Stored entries
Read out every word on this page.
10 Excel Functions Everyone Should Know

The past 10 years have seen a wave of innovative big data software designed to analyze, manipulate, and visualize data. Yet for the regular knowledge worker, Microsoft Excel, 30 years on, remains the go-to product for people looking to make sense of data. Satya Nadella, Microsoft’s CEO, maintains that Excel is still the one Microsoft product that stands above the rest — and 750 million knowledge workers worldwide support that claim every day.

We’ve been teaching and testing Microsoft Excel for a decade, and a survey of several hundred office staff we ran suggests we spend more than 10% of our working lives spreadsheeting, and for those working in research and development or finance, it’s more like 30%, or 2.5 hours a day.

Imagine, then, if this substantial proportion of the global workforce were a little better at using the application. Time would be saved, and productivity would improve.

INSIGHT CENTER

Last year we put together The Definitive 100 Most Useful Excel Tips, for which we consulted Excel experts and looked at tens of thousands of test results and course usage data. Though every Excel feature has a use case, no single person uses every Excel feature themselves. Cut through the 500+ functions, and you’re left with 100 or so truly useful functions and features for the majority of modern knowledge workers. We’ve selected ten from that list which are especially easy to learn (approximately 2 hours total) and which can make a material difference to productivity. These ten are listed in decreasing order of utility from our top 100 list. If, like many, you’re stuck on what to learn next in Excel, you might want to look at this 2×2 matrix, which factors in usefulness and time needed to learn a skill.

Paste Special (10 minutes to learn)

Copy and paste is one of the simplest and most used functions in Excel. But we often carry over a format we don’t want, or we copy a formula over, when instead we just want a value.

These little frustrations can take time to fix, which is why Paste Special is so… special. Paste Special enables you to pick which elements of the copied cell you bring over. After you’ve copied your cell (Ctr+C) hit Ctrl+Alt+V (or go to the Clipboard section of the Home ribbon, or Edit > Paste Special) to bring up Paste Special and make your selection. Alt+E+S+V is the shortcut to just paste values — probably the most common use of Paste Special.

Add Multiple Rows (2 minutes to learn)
--
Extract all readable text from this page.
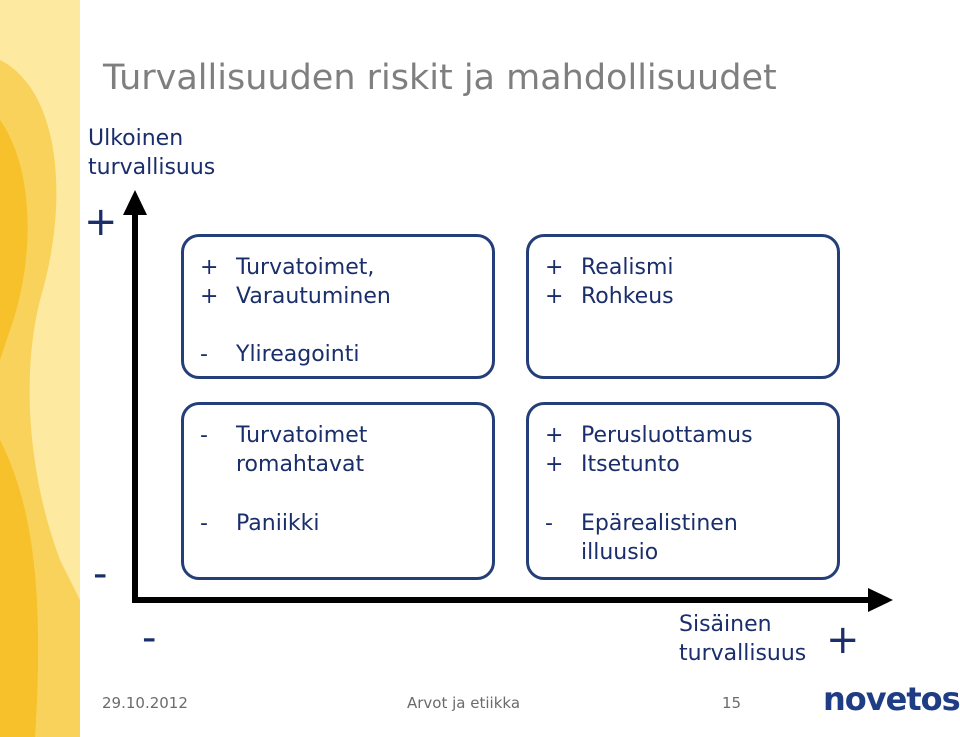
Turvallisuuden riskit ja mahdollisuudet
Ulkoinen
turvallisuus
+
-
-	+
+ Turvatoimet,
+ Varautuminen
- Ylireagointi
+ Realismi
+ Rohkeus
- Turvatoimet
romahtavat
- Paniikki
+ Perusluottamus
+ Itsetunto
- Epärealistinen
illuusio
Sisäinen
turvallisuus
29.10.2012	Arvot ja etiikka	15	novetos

*REQUIREMENTS*: Check each line of the entries above, and show every one holding the word "just".

*ANSWER TO THE TASK*:
Copy and paste is one of the simplest and most used functions in Excel. But we often carry over a format we don’t want, or we copy a formula over, when instead we just want a value.
These little frustrations can take time to fix, which is why Paste Special is so… special. Paste Special enables you to pick which elements of the copied cell you bring over. After you’ve copied your cell (Ctr+C) hit Ctrl+Alt+V (or go to the Clipboard section of the Home ribbon, or Edit > Paste Special) to bring up Paste Special and make your selection. Alt+E+S+V is the shortcut to just paste values — probably the most common use of Paste Special.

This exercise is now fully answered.